## DATA SHOWN
[Start]
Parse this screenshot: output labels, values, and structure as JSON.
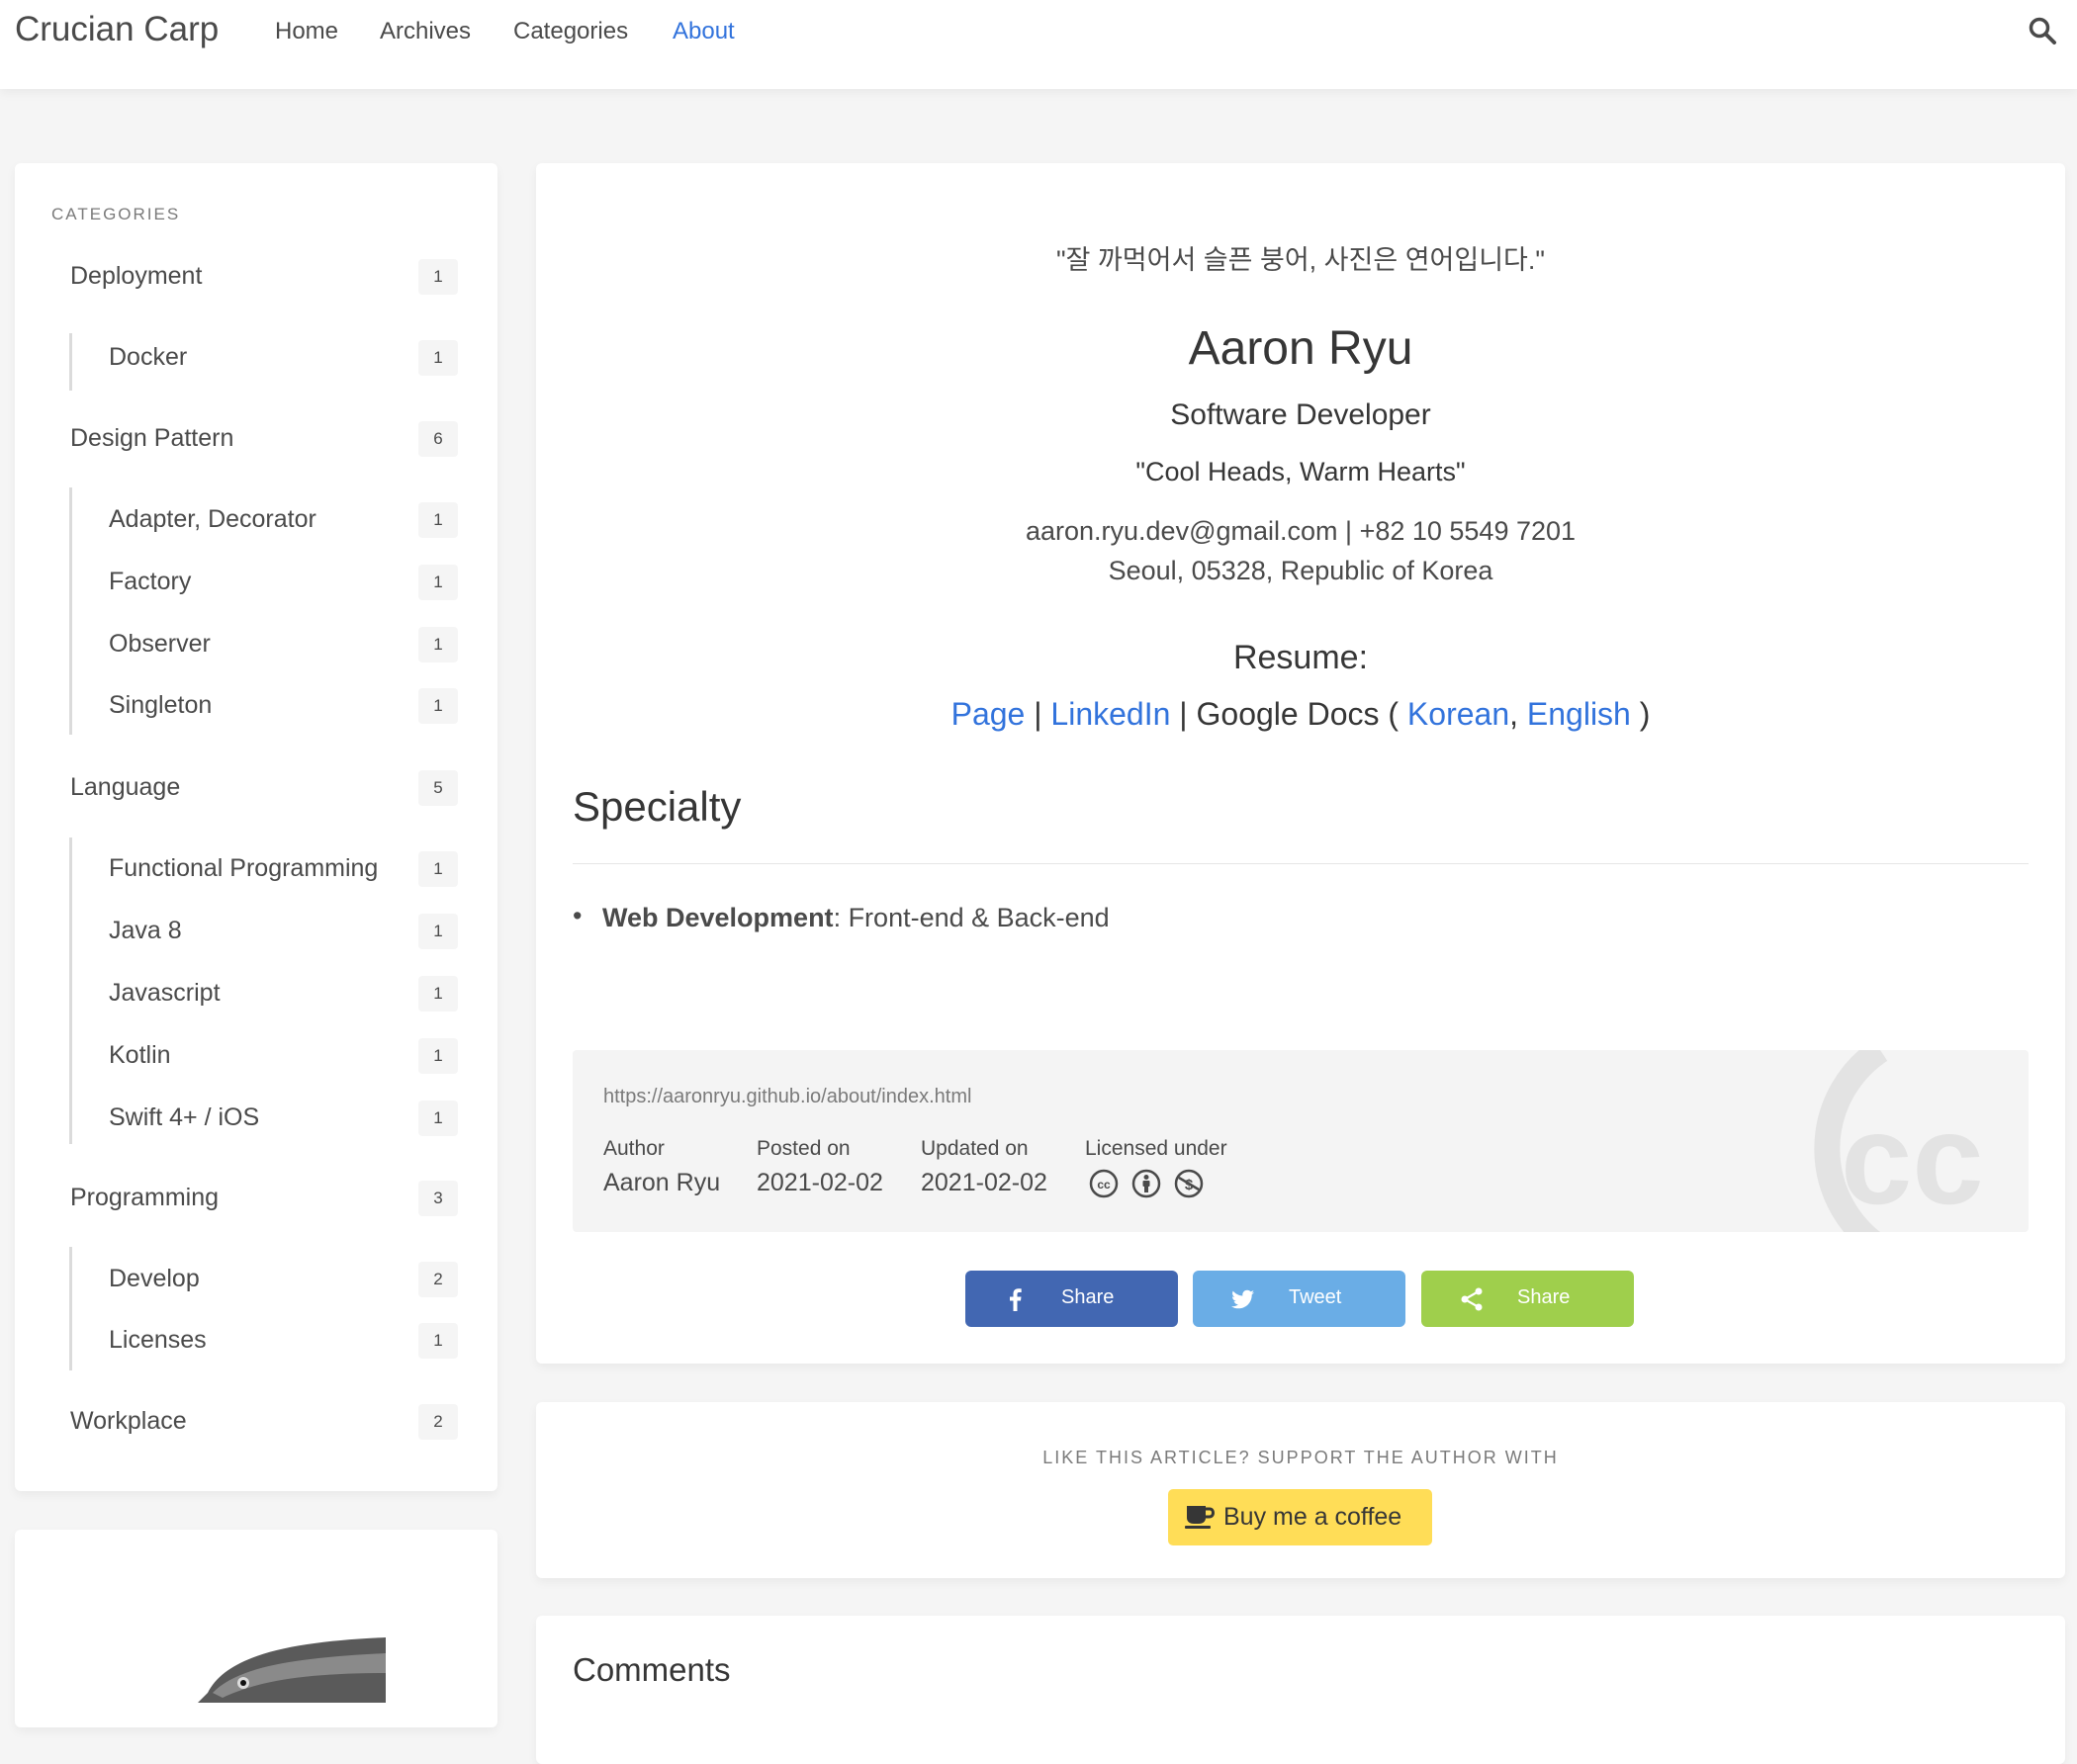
{
  "navbar": {
    "brand": "Crucian Carp",
    "items": [
      "Home",
      "Archives",
      "Categories",
      "About"
    ],
    "active": "About"
  },
  "sidebar": {
    "heading": "CATEGORIES",
    "categories": [
      {
        "label": "Deployment",
        "count": "1",
        "children": [
          {
            "label": "Docker",
            "count": "1"
          }
        ]
      },
      {
        "label": "Design Pattern",
        "count": "6",
        "children": [
          {
            "label": "Adapter, Decorator",
            "count": "1"
          },
          {
            "label": "Factory",
            "count": "1"
          },
          {
            "label": "Observer",
            "count": "1"
          },
          {
            "label": "Singleton",
            "count": "1"
          }
        ]
      },
      {
        "label": "Language",
        "count": "5",
        "children": [
          {
            "label": "Functional Programming",
            "count": "1"
          },
          {
            "label": "Java 8",
            "count": "1"
          },
          {
            "label": "Javascript",
            "count": "1"
          },
          {
            "label": "Kotlin",
            "count": "1"
          },
          {
            "label": "Swift 4+ / iOS",
            "count": "1"
          }
        ]
      },
      {
        "label": "Programming",
        "count": "3",
        "children": [
          {
            "label": "Develop",
            "count": "2"
          },
          {
            "label": "Licenses",
            "count": "1"
          }
        ]
      },
      {
        "label": "Workplace",
        "count": "2",
        "children": []
      }
    ]
  },
  "profile": {
    "quote_kr": "\"잘 까먹어서 슬픈 붕어, 사진은 연어입니다.\"",
    "name": "Aaron Ryu",
    "role": "Software Developer",
    "motto": "\"Cool Heads, Warm Hearts\"",
    "email": "aaron.ryu.dev@gmail.com",
    "sep": "|",
    "phone": "+82 10 5549 7201",
    "address": "Seoul, 05328, Republic of Korea",
    "resume_heading": "Resume:",
    "resume_links": {
      "page": "Page",
      "linkedin": "LinkedIn",
      "google_docs": "Google Docs",
      "korean": "Korean",
      "english": "English"
    }
  },
  "specialty": {
    "title": "Specialty",
    "items": [
      {
        "bold": "Web Development",
        "rest": ": Front-end & Back-end"
      }
    ]
  },
  "license": {
    "url": "https://aaronryu.github.io/about/index.html",
    "author_label": "Author",
    "author": "Aaron Ryu",
    "posted_label": "Posted on",
    "posted": "2021-02-02",
    "updated_label": "Updated on",
    "updated": "2021-02-02",
    "licensed_label": "Licensed under",
    "icons": [
      "cc-icon",
      "by-icon",
      "nc-icon"
    ]
  },
  "share": {
    "facebook": "Share",
    "twitter": "Tweet",
    "sharethis": "Share",
    "colors": {
      "facebook": "#4267b2",
      "twitter": "#6aade6",
      "sharethis": "#9fcf4c"
    }
  },
  "support": {
    "label": "LIKE THIS ARTICLE? SUPPORT THE AUTHOR WITH",
    "button": "Buy me a coffee"
  },
  "comments": {
    "title": "Comments"
  }
}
[End]
## SHORT TASK
Gather all lines of the records that include the word "Programming".

## RIGHT ANSWER
            "label": "Functional Programming",
        "label": "Programming",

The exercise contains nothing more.